— begin EXERCISE DATA —

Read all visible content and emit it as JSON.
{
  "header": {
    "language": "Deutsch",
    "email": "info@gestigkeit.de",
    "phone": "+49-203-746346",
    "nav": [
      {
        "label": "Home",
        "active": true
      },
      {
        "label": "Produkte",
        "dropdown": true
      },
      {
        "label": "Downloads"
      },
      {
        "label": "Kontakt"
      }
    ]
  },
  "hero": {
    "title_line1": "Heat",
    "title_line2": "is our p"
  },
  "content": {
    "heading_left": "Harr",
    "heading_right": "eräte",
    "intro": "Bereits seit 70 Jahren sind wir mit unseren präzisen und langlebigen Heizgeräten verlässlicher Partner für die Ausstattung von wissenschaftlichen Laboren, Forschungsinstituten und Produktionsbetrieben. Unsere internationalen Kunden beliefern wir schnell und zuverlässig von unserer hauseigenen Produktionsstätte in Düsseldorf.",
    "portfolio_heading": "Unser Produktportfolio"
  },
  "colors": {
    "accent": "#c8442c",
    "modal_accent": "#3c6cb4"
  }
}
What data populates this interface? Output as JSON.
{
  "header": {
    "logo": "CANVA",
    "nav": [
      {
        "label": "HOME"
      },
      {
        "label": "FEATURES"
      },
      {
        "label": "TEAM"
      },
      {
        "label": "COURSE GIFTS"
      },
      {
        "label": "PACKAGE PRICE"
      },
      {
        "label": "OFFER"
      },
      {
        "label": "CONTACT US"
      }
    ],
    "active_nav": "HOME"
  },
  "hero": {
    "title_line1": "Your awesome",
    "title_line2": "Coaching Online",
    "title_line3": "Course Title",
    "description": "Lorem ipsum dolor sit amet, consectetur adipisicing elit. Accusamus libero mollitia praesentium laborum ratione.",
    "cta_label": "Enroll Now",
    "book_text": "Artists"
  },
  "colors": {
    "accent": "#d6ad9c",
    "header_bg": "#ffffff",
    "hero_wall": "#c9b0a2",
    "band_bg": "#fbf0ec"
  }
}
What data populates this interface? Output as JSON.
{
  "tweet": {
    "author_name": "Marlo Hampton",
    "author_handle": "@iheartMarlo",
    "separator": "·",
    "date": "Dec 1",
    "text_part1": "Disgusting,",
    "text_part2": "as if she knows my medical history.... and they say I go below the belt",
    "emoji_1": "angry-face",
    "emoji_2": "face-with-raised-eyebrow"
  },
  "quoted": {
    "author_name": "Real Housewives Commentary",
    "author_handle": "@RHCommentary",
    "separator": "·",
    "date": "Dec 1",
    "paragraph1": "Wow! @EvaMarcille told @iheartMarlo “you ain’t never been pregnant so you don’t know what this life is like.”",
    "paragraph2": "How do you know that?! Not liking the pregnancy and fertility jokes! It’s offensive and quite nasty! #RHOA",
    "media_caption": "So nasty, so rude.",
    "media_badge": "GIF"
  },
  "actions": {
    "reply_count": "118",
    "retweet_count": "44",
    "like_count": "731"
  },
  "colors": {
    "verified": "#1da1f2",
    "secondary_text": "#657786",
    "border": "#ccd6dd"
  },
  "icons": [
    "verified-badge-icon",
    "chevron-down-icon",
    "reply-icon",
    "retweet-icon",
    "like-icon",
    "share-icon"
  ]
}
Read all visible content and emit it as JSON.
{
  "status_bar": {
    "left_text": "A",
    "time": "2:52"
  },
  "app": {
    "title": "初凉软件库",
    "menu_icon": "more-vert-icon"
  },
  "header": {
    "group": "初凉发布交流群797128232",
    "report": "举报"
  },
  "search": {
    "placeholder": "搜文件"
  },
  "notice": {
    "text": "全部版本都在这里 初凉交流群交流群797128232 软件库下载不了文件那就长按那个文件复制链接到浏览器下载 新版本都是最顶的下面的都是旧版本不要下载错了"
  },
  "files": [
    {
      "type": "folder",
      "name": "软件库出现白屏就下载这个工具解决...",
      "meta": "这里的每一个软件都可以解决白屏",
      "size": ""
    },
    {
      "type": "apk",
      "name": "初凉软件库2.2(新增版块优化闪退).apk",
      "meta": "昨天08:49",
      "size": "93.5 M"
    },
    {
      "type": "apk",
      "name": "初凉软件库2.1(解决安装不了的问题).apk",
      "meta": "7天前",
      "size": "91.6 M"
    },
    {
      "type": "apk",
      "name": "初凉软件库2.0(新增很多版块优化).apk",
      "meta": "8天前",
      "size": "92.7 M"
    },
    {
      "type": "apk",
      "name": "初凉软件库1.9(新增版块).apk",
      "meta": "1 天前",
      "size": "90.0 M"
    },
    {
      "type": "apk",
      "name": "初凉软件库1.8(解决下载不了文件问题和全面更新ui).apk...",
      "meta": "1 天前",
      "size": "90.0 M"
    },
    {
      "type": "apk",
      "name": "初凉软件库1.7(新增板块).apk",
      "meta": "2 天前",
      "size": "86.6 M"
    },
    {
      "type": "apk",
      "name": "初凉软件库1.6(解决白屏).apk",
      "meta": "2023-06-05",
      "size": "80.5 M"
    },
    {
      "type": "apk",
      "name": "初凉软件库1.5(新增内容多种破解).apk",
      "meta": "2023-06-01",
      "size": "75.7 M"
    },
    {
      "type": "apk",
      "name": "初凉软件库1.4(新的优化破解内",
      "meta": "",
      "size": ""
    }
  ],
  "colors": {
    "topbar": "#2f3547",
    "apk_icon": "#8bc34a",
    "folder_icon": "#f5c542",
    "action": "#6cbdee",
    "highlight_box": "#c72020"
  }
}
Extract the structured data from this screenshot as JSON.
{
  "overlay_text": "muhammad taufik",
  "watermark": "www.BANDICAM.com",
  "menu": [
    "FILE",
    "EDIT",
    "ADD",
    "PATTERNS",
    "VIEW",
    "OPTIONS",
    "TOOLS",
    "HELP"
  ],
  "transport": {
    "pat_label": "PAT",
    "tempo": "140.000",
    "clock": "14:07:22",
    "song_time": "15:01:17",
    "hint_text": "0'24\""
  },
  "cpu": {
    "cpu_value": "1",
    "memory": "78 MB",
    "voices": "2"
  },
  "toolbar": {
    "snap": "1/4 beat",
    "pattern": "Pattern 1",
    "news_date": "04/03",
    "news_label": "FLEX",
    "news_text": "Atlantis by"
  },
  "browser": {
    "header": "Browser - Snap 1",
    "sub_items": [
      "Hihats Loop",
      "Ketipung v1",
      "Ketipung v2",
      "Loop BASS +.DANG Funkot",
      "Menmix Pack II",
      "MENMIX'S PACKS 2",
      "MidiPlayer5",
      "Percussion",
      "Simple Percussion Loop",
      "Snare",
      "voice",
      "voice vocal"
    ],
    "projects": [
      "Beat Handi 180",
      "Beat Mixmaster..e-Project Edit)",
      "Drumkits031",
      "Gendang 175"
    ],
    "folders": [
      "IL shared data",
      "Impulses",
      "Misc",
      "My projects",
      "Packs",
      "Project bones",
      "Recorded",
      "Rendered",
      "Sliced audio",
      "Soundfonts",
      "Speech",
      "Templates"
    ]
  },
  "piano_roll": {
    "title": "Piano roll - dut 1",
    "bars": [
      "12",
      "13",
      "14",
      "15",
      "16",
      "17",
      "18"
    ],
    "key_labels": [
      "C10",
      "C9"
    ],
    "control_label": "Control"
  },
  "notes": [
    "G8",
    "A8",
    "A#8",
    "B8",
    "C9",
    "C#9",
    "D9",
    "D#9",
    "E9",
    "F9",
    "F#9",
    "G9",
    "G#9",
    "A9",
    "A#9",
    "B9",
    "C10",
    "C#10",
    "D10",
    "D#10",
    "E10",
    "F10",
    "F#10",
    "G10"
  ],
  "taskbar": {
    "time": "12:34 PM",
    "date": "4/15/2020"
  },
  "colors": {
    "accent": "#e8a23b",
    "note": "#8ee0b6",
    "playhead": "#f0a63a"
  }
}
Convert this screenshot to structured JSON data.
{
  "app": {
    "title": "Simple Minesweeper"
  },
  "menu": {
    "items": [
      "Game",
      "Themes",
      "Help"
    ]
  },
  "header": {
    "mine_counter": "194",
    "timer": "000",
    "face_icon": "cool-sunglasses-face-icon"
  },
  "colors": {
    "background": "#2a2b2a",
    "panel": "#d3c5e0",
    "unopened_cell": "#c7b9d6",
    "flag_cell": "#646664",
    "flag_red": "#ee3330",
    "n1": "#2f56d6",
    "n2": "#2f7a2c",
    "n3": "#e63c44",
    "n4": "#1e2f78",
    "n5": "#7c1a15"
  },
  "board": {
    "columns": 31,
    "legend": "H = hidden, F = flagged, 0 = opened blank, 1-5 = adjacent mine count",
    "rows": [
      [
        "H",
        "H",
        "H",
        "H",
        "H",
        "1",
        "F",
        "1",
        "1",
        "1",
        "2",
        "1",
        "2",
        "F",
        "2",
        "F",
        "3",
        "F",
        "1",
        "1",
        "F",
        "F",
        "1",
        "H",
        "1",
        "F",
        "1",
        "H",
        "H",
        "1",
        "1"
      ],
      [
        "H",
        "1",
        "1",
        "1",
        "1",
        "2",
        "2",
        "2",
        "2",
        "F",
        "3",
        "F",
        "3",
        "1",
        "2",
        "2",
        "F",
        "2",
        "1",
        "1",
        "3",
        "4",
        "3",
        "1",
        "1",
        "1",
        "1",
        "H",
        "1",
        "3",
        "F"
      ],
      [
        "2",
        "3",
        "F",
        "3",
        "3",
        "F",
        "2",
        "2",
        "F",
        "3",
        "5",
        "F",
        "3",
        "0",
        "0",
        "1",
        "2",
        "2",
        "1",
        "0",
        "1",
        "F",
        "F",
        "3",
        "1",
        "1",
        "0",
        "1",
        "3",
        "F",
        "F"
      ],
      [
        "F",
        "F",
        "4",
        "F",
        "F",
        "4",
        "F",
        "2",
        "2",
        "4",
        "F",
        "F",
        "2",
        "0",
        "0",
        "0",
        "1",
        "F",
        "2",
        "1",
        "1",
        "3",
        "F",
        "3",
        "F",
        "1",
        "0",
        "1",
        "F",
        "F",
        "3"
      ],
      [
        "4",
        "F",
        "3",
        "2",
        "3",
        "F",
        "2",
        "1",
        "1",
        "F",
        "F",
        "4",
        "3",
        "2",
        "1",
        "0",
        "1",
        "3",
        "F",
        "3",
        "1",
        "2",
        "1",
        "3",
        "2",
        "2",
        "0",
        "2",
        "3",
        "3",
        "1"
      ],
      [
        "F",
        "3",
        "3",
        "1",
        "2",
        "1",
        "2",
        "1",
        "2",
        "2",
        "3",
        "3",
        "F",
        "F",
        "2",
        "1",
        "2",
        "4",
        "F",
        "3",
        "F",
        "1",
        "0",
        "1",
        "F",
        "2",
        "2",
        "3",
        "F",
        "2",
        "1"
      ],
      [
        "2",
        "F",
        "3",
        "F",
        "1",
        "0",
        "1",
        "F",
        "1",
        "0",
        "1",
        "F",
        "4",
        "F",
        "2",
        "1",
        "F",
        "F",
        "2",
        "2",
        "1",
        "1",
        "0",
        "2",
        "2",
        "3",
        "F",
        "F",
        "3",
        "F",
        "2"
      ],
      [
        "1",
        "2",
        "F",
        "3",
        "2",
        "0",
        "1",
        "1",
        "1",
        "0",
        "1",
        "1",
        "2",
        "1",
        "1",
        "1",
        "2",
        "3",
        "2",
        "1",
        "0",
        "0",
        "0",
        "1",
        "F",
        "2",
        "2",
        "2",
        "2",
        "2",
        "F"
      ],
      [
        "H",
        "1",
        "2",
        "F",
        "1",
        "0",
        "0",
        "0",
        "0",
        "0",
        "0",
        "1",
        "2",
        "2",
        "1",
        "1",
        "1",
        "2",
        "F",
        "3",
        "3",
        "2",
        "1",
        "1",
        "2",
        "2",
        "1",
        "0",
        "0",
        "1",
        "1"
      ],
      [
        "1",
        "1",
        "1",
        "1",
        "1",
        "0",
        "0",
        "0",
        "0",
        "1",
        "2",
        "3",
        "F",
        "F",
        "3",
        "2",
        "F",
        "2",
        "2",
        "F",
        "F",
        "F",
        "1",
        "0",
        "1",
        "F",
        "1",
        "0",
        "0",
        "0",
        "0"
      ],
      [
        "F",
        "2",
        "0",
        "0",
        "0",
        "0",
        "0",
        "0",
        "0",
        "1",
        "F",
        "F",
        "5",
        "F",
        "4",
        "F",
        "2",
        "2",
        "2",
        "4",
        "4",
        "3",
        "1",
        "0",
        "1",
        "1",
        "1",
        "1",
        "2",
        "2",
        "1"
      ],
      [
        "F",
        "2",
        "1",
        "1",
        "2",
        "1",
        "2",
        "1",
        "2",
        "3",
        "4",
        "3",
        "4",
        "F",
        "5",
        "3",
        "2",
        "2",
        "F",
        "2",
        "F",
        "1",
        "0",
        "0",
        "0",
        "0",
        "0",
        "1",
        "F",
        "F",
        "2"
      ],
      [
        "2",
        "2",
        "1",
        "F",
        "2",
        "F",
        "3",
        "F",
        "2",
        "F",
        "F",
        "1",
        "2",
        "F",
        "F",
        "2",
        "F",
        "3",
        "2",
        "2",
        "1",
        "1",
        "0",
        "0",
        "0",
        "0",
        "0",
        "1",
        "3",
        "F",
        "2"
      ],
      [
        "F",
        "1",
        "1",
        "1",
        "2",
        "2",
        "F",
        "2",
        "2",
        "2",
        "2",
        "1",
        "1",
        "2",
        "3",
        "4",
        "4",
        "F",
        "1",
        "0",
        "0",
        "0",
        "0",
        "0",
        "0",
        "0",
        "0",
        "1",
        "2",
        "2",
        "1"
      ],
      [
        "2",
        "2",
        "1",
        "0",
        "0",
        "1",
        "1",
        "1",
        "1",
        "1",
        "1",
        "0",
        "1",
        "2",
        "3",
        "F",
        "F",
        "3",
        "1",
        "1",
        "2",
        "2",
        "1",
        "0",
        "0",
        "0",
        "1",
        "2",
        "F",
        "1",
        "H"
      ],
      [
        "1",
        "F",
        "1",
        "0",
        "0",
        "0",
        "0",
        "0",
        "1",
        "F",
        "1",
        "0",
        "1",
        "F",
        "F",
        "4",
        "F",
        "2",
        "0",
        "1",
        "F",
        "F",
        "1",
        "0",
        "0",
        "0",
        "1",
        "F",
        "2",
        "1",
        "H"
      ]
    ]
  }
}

— end EXERCISE DATA —

**REQUIREMENT**
From the entries above, copy out every line where the string "meta" appears.

**WRITTEN SOLUTION**
      "meta": "这里的每一个软件都可以解决白屏",
      "meta": "昨天08:49",
      "meta": "7天前",
      "meta": "8天前",
      "meta": "1 天前",
      "meta": "1 天前",
      "meta": "2 天前",
      "meta": "2023-06-05",
      "meta": "2023-06-01",
      "meta": "",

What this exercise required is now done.